┌──

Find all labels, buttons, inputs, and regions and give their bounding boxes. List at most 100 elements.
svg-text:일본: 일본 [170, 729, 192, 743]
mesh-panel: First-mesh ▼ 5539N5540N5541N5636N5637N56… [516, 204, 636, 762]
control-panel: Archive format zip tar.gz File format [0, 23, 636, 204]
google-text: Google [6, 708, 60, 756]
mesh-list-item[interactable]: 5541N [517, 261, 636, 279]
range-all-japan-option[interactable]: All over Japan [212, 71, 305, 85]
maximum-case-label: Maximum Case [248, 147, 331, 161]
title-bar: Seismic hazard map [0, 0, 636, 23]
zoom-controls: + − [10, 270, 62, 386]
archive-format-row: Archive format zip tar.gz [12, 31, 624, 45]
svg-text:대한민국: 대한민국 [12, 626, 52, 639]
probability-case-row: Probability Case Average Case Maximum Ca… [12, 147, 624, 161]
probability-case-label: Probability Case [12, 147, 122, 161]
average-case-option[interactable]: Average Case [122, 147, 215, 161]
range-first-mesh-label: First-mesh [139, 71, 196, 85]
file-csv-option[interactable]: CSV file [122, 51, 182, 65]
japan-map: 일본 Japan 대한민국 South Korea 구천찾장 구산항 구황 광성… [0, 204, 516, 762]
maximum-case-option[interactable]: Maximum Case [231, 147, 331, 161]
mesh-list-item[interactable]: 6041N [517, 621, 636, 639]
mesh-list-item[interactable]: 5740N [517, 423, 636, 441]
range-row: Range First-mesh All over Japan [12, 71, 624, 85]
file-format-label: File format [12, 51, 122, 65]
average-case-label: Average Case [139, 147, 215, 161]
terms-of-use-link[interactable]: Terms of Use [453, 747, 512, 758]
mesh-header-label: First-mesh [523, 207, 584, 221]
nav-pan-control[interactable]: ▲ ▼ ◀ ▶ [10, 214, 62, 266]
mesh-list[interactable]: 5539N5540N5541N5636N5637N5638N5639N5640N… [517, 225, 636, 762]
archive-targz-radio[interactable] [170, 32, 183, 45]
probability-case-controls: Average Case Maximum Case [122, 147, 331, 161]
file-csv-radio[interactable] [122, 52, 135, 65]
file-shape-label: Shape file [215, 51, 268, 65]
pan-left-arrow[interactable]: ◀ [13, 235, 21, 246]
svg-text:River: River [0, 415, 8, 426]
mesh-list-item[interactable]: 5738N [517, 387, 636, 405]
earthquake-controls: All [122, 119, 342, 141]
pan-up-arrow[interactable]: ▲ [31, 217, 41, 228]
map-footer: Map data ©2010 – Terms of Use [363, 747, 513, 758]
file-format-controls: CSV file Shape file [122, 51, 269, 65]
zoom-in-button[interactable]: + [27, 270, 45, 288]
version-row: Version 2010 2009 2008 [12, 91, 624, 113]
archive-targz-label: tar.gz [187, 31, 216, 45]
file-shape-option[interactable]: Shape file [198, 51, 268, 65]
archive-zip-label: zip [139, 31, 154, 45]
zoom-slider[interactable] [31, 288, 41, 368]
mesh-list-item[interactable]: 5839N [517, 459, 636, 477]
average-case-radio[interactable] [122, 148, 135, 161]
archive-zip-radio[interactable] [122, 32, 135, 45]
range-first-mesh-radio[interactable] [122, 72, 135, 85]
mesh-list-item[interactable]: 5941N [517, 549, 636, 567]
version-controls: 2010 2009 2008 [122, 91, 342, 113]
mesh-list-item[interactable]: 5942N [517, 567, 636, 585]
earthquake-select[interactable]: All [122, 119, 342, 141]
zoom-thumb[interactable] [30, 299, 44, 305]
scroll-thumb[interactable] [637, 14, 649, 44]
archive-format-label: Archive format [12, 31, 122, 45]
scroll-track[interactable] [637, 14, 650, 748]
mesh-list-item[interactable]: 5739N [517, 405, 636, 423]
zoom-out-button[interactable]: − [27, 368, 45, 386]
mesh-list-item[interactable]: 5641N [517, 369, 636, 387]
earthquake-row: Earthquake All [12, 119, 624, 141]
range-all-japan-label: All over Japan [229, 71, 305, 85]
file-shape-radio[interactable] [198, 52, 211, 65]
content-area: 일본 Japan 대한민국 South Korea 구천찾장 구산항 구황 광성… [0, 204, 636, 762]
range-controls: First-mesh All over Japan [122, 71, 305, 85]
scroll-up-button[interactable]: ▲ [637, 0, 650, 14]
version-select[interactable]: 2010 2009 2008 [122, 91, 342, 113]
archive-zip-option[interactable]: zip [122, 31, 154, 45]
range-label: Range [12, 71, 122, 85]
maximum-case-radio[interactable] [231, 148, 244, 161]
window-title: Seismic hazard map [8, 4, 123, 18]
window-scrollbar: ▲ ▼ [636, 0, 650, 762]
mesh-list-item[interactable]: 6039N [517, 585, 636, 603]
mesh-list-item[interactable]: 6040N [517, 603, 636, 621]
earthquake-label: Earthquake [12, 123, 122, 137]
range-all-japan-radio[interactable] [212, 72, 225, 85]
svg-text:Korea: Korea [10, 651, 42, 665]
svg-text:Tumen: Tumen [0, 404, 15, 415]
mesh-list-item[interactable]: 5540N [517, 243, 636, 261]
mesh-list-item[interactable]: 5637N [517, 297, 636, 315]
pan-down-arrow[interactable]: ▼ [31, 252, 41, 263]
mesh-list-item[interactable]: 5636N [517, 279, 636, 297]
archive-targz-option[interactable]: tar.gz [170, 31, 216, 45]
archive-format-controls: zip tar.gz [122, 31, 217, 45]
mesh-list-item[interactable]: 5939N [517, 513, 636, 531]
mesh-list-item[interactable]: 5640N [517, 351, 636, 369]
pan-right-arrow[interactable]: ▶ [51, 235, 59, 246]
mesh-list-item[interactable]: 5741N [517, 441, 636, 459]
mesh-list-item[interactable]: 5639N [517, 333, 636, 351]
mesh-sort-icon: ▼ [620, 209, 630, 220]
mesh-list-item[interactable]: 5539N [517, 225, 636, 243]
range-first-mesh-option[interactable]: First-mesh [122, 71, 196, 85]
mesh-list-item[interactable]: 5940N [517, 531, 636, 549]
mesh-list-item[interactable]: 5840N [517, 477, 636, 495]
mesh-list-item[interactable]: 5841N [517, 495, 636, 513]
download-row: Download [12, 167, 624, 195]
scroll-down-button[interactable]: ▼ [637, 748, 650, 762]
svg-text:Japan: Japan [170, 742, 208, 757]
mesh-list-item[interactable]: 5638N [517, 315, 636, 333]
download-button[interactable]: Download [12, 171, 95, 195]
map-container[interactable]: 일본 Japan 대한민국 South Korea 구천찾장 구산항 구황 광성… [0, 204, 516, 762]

└──

__WRITTEN INSTRUCTION__.
Copy out every line of the material above without any change, keeping the original order.

__CORRECT OUTPUT__.
Find all labels, buttons, inputs, and regions and give their bounding boxes. List at most 100 elements.
svg-text:일본: 일본 [170, 729, 192, 743]
mesh-panel: First-mesh ▼ 5539N5540N5541N5636N5637N56… [516, 204, 636, 762]
control-panel: Archive format zip tar.gz File format [0, 23, 636, 204]
google-text: Google [6, 708, 60, 756]
mesh-list-item[interactable]: 5541N [517, 261, 636, 279]
range-all-japan-option[interactable]: All over Japan [212, 71, 305, 85]
maximum-case-label: Maximum Case [248, 147, 331, 161]
title-bar: Seismic hazard map [0, 0, 636, 23]
zoom-controls: + − [10, 270, 62, 386]
archive-format-row: Archive format zip tar.gz [12, 31, 624, 45]
svg-text:대한민국: 대한민국 [12, 626, 52, 639]
probability-case-row: Probability Case Average Case Maximum Ca… [12, 147, 624, 161]
probability-case-label: Probability Case [12, 147, 122, 161]
average-case-option[interactable]: Average Case [122, 147, 215, 161]
range-first-mesh-label: First-mesh [139, 71, 196, 85]
file-csv-option[interactable]: CSV file [122, 51, 182, 65]
japan-map: 일본 Japan 대한민국 South Korea 구천찾장 구산항 구황 광성… [0, 204, 516, 762]
maximum-case-option[interactable]: Maximum Case [231, 147, 331, 161]
mesh-list-item[interactable]: 6041N [517, 621, 636, 639]
mesh-list-item[interactable]: 5740N [517, 423, 636, 441]
range-row: Range First-mesh All over Japan [12, 71, 624, 85]
file-format-label: File format [12, 51, 122, 65]
average-case-label: Average Case [139, 147, 215, 161]
terms-of-use-link[interactable]: Terms of Use [453, 747, 512, 758]
mesh-header-label: First-mesh [523, 207, 584, 221]
nav-pan-control[interactable]: ▲ ▼ ◀ ▶ [10, 214, 62, 266]
mesh-list[interactable]: 5539N5540N5541N5636N5637N5638N5639N5640N… [517, 225, 636, 762]
archive-targz-radio[interactable] [170, 32, 183, 45]
probability-case-controls: Average Case Maximum Case [122, 147, 331, 161]
file-csv-radio[interactable] [122, 52, 135, 65]
file-shape-label: Shape file [215, 51, 268, 65]
pan-left-arrow[interactable]: ◀ [13, 235, 21, 246]
svg-text:River: River [0, 415, 8, 426]
mesh-list-item[interactable]: 5738N [517, 387, 636, 405]
earthquake-controls: All [122, 119, 342, 141]
pan-up-arrow[interactable]: ▲ [31, 217, 41, 228]
map-footer: Map data ©2010 – Terms of Use [363, 747, 513, 758]
file-format-controls: CSV file Shape file [122, 51, 269, 65]
zoom-in-button[interactable]: + [27, 270, 45, 288]
version-row: Version 2010 2009 2008 [12, 91, 624, 113]
archive-targz-label: tar.gz [187, 31, 216, 45]
file-shape-option[interactable]: Shape file [198, 51, 268, 65]
archive-zip-label: zip [139, 31, 154, 45]
zoom-slider[interactable] [31, 288, 41, 368]
mesh-list-item[interactable]: 5839N [517, 459, 636, 477]
average-case-radio[interactable] [122, 148, 135, 161]
archive-zip-radio[interactable] [122, 32, 135, 45]
range-first-mesh-radio[interactable] [122, 72, 135, 85]
mesh-list-item[interactable]: 5941N [517, 549, 636, 567]
version-controls: 2010 2009 2008 [122, 91, 342, 113]
mesh-list-item[interactable]: 5942N [517, 567, 636, 585]
earthquake-select[interactable]: All [122, 119, 342, 141]
zoom-thumb[interactable] [30, 299, 44, 305]
scroll-thumb[interactable] [637, 14, 649, 44]
archive-format-label: Archive format [12, 31, 122, 45]
scroll-track[interactable] [637, 14, 650, 748]
mesh-list-item[interactable]: 5739N [517, 405, 636, 423]
zoom-out-button[interactable]: − [27, 368, 45, 386]
mesh-list-item[interactable]: 5641N [517, 369, 636, 387]
earthquake-row: Earthquake All [12, 119, 624, 141]
range-all-japan-label: All over Japan [229, 71, 305, 85]
file-shape-radio[interactable] [198, 52, 211, 65]
content-area: 일본 Japan 대한민국 South Korea 구천찾장 구산항 구황 광성… [0, 204, 636, 762]
range-controls: First-mesh All over Japan [122, 71, 305, 85]
scroll-up-button[interactable]: ▲ [637, 0, 650, 14]
version-select[interactable]: 2010 2009 2008 [122, 91, 342, 113]
archive-zip-option[interactable]: zip [122, 31, 154, 45]
range-label: Range [12, 71, 122, 85]
maximum-case-radio[interactable] [231, 148, 244, 161]
window-title: Seismic hazard map [8, 4, 123, 18]
window-scrollbar: ▲ ▼ [636, 0, 650, 762]
mesh-list-item[interactable]: 6039N [517, 585, 636, 603]
mesh-list-item[interactable]: 6040N [517, 603, 636, 621]
earthquake-label: Earthquake [12, 123, 122, 137]
range-all-japan-radio[interactable] [212, 72, 225, 85]
svg-text:Korea: Korea [10, 651, 42, 665]
svg-text:Tumen: Tumen [0, 404, 15, 415]
mesh-list-item[interactable]: 5540N [517, 243, 636, 261]
mesh-list-item[interactable]: 5637N [517, 297, 636, 315]
pan-down-arrow[interactable]: ▼ [31, 252, 41, 263]
mesh-list-item[interactable]: 5636N [517, 279, 636, 297]
archive-targz-option[interactable]: tar.gz [170, 31, 216, 45]
archive-format-controls: zip tar.gz [122, 31, 217, 45]
mesh-list-item[interactable]: 5939N [517, 513, 636, 531]
mesh-list-item[interactable]: 5640N [517, 351, 636, 369]
pan-right-arrow[interactable]: ▶ [51, 235, 59, 246]
mesh-list-item[interactable]: 5741N [517, 441, 636, 459]
mesh-list-item[interactable]: 5639N [517, 333, 636, 351]
mesh-sort-icon: ▼ [620, 209, 630, 220]
mesh-list-item[interactable]: 5539N [517, 225, 636, 243]
range-first-mesh-option[interactable]: First-mesh [122, 71, 196, 85]
mesh-list-item[interactable]: 5940N [517, 531, 636, 549]
mesh-list-item[interactable]: 5840N [517, 477, 636, 495]
mesh-list-item[interactable]: 5841N [517, 495, 636, 513]
download-row: Download [12, 167, 624, 195]
scroll-down-button[interactable]: ▼ [637, 748, 650, 762]
svg-text:Japan: Japan [170, 742, 208, 757]
mesh-list-item[interactable]: 5638N [517, 315, 636, 333]
download-button[interactable]: Download [12, 171, 95, 195]
map-container[interactable]: 일본 Japan 대한민국 South Korea 구천찾장 구산항 구황 광성… [0, 204, 516, 762]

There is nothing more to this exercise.